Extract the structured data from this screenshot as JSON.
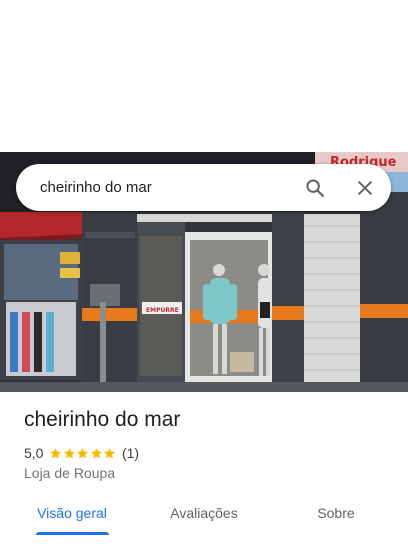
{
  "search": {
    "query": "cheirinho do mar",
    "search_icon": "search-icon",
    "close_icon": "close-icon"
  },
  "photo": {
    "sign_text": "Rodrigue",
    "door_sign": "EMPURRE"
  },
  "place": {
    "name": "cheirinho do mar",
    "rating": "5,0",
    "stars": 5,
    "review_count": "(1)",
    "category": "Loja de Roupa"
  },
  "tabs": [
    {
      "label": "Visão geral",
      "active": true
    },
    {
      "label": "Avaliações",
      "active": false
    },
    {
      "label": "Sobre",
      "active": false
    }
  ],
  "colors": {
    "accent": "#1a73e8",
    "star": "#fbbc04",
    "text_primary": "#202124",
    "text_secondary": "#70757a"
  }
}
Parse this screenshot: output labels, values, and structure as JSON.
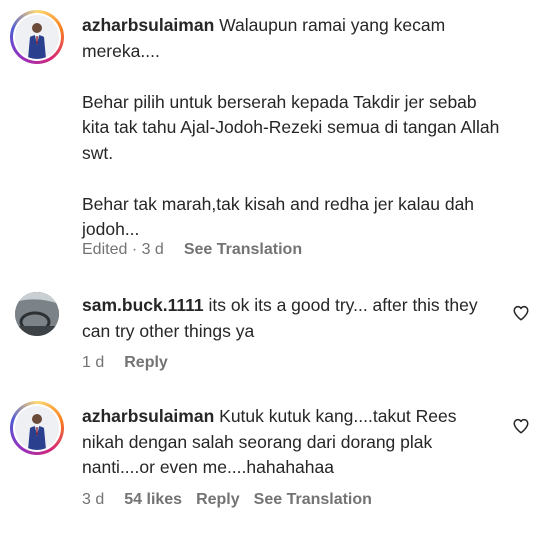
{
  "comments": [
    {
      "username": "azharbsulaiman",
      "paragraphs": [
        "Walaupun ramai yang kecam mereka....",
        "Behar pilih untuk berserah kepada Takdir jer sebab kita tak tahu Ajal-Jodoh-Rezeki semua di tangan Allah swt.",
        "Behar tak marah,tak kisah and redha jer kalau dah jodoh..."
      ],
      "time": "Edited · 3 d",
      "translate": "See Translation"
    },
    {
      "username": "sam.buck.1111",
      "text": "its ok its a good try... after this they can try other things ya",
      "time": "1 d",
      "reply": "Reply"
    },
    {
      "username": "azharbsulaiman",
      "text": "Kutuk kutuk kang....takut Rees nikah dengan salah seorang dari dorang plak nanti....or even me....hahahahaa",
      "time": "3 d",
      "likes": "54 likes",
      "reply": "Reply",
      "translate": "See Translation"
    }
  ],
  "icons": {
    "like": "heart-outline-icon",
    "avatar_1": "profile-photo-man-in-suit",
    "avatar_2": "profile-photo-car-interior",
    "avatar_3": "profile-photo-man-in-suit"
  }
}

==================================================

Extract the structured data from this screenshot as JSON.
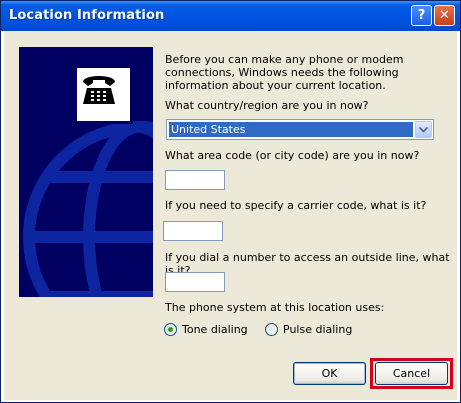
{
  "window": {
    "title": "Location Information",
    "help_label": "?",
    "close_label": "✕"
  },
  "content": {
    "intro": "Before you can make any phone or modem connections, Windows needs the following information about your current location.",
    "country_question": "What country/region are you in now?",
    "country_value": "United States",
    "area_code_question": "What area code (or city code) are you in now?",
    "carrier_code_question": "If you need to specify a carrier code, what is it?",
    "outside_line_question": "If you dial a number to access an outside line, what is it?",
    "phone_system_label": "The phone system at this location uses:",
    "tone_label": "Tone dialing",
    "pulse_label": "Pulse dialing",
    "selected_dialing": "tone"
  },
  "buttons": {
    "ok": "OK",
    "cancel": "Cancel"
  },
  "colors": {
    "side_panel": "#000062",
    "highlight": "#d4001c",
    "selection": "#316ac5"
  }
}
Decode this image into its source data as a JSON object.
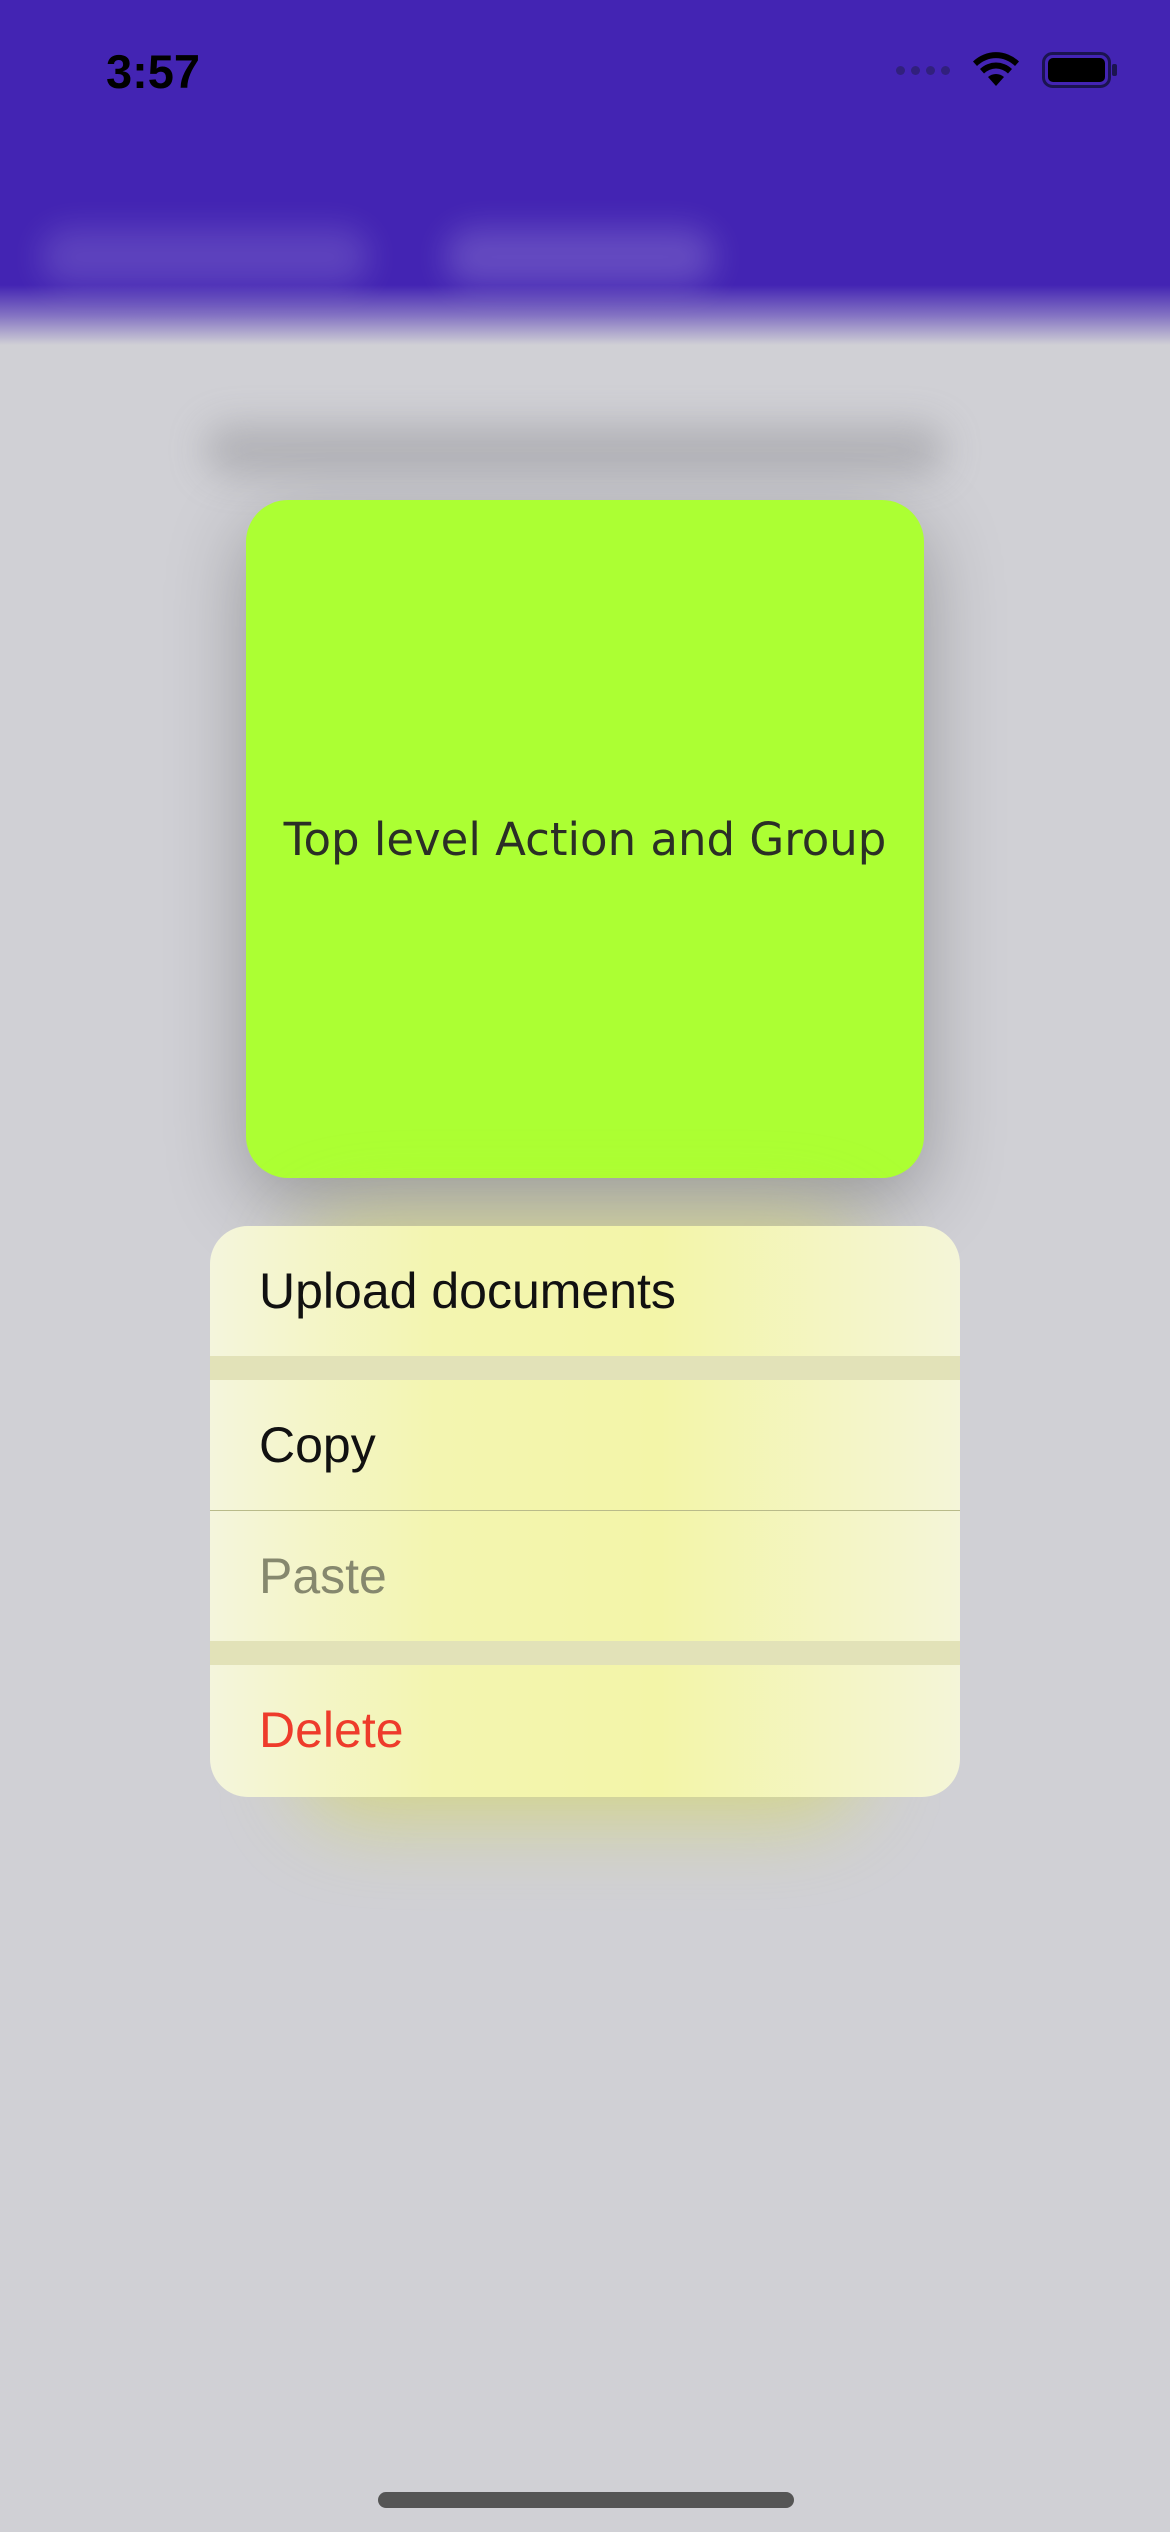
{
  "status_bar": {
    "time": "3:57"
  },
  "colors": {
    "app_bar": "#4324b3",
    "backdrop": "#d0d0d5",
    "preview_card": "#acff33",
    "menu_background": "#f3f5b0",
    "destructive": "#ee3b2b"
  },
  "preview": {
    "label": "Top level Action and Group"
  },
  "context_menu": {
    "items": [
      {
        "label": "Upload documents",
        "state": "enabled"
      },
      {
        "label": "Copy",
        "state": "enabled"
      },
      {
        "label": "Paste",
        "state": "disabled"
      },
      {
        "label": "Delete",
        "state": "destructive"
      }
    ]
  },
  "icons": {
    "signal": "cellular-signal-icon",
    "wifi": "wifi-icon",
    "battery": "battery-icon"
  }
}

==================================================

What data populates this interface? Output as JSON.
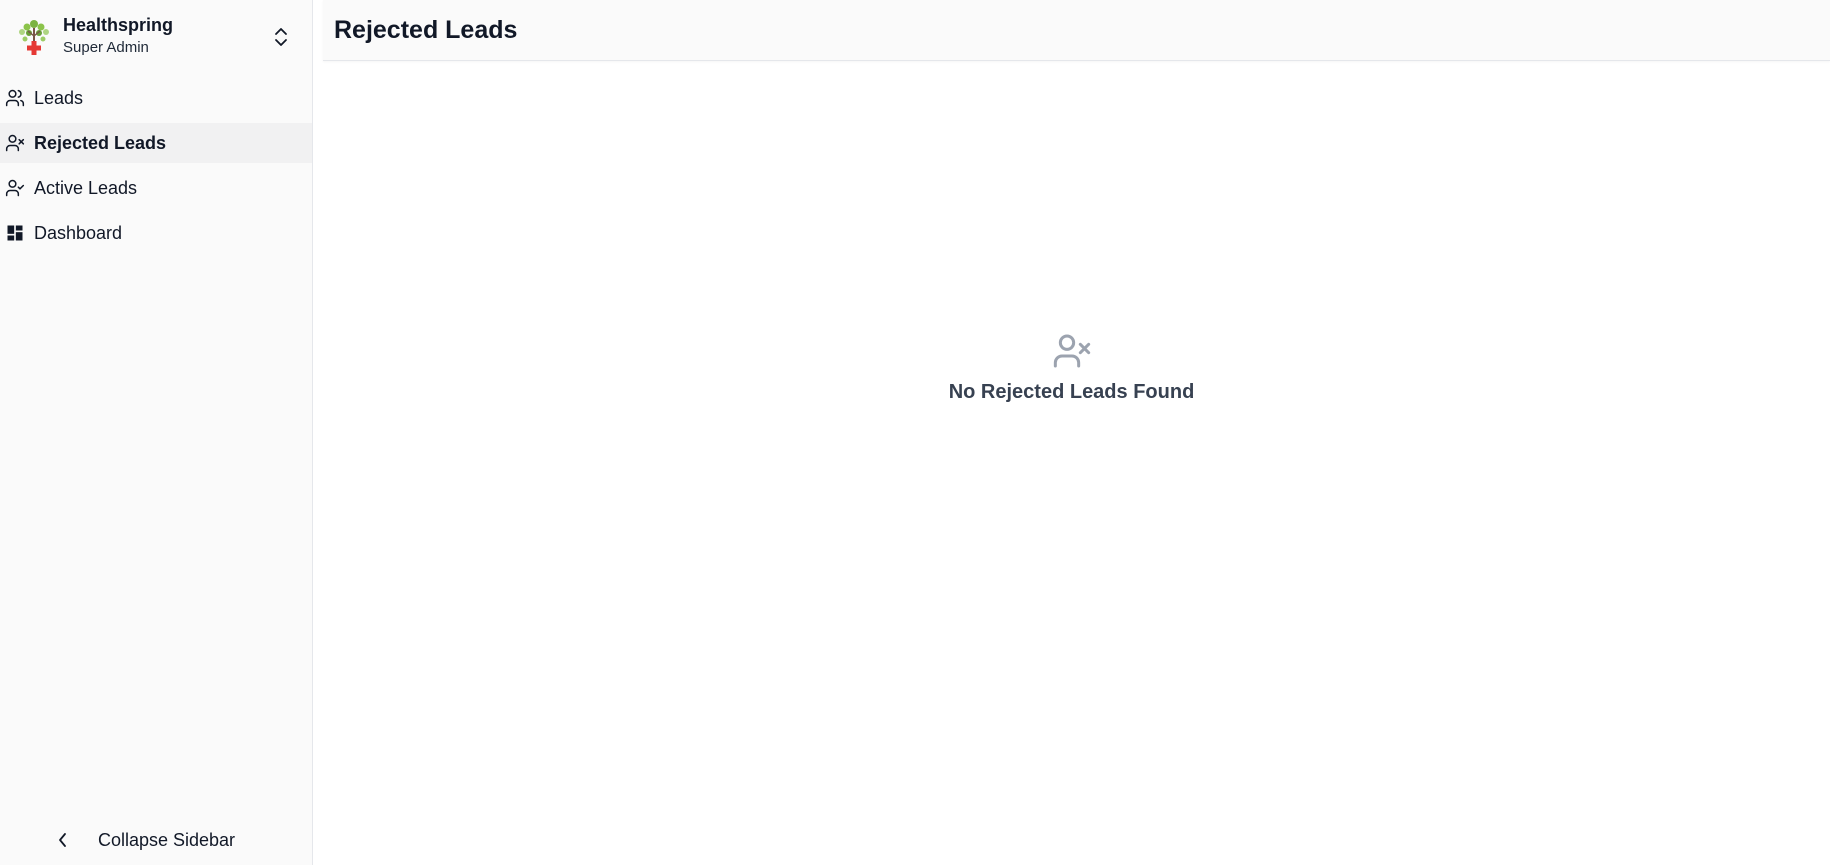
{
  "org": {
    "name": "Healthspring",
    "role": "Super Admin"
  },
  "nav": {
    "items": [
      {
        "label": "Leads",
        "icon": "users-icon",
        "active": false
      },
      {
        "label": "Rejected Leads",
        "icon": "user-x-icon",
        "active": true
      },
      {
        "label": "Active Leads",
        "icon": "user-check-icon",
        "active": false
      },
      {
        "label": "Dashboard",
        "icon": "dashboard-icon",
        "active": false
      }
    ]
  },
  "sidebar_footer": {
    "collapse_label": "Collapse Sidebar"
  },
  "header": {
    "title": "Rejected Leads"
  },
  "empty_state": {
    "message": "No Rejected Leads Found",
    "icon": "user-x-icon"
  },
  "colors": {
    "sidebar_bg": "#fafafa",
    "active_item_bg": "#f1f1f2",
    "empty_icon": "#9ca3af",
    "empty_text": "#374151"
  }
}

==================================================

WHAT IS ASKED => Pull out every line containing "data".

EXERCISE OUTPUT =>
Extract the structured data from this screenshot as JSON.
Extract the structured data from this screenshot as JSON.
Decode this image into its source data as a JSON object.
What data populates this interface? Output as JSON.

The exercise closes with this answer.